→ TASK
Carry none of the pictures over; write out the complete data exactly.
-------------------------
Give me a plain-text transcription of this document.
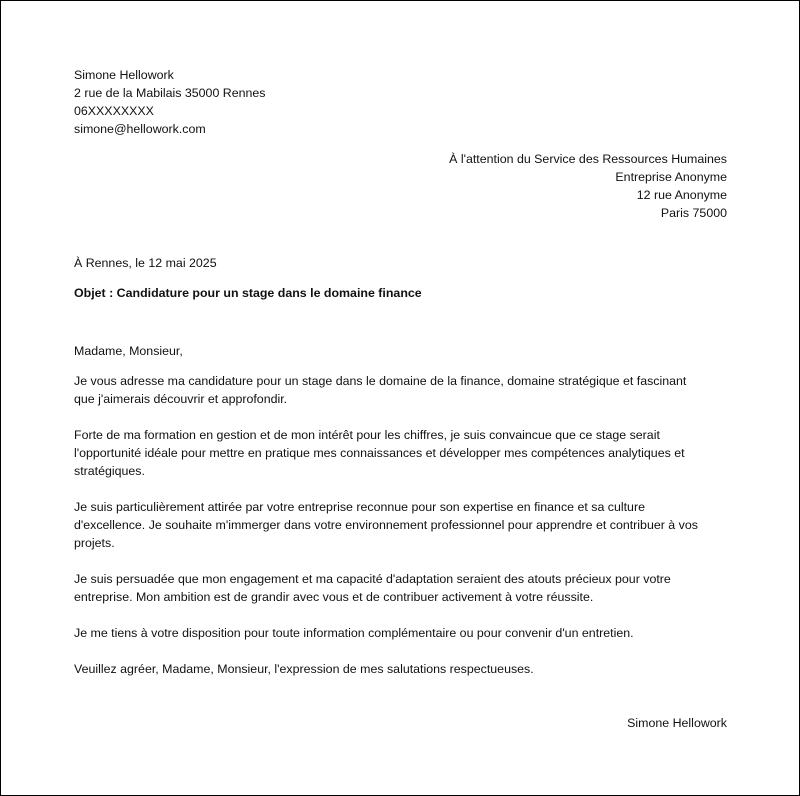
Simone Hellowork
2 rue de la Mabilais 35000 Rennes
06XXXXXXXX
simone@hellowork.com
À l'attention du Service des Ressources Humaines
Entreprise Anonyme
12 rue Anonyme
Paris 75000
À Rennes, le 12 mai 2025
Objet : Candidature pour un stage dans le domaine finance
Madame, Monsieur,
Je vous adresse ma candidature pour un stage dans le domaine de la finance, domaine stratégique et fascinant
que j'aimerais découvrir et approfondir.
Forte de ma formation en gestion et de mon intérêt pour les chiffres, je suis convaincue que ce stage serait
l'opportunité idéale pour mettre en pratique mes connaissances et développer mes compétences analytiques et
stratégiques.
Je suis particulièrement attirée par votre entreprise reconnue pour son expertise en finance et sa culture
d'excellence. Je souhaite m'immerger dans votre environnement professionnel pour apprendre et contribuer à vos
projets.
Je suis persuadée que mon engagement et ma capacité d'adaptation seraient des atouts précieux pour votre
entreprise. Mon ambition est de grandir avec vous et de contribuer activement à votre réussite.
Je me tiens à votre disposition pour toute information complémentaire ou pour convenir d'un entretien.
Veuillez agréer, Madame, Monsieur, l'expression de mes salutations respectueuses.
Simone Hellowork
-------------------------
→ RESULT OF THE TASK
Give me a plain-text transcription of this document.
Simone Hellowork
2 rue de la Mabilais 35000 Rennes
06XXXXXXXX
simone@hellowork.com
À l'attention du Service des Ressources Humaines
Entreprise Anonyme
12 rue Anonyme
Paris 75000
À Rennes, le 12 mai 2025
Objet : Candidature pour un stage dans le domaine finance
Madame, Monsieur,
Je vous adresse ma candidature pour un stage dans le domaine de la finance, domaine stratégique et fascinant
que j'aimerais découvrir et approfondir.
Forte de ma formation en gestion et de mon intérêt pour les chiffres, je suis convaincue que ce stage serait
l'opportunité idéale pour mettre en pratique mes connaissances et développer mes compétences analytiques et
stratégiques.
Je suis particulièrement attirée par votre entreprise reconnue pour son expertise en finance et sa culture
d'excellence. Je souhaite m'immerger dans votre environnement professionnel pour apprendre et contribuer à vos
projets.
Je suis persuadée que mon engagement et ma capacité d'adaptation seraient des atouts précieux pour votre
entreprise. Mon ambition est de grandir avec vous et de contribuer activement à votre réussite.
Je me tiens à votre disposition pour toute information complémentaire ou pour convenir d'un entretien.
Veuillez agréer, Madame, Monsieur, l'expression de mes salutations respectueuses.
Simone Hellowork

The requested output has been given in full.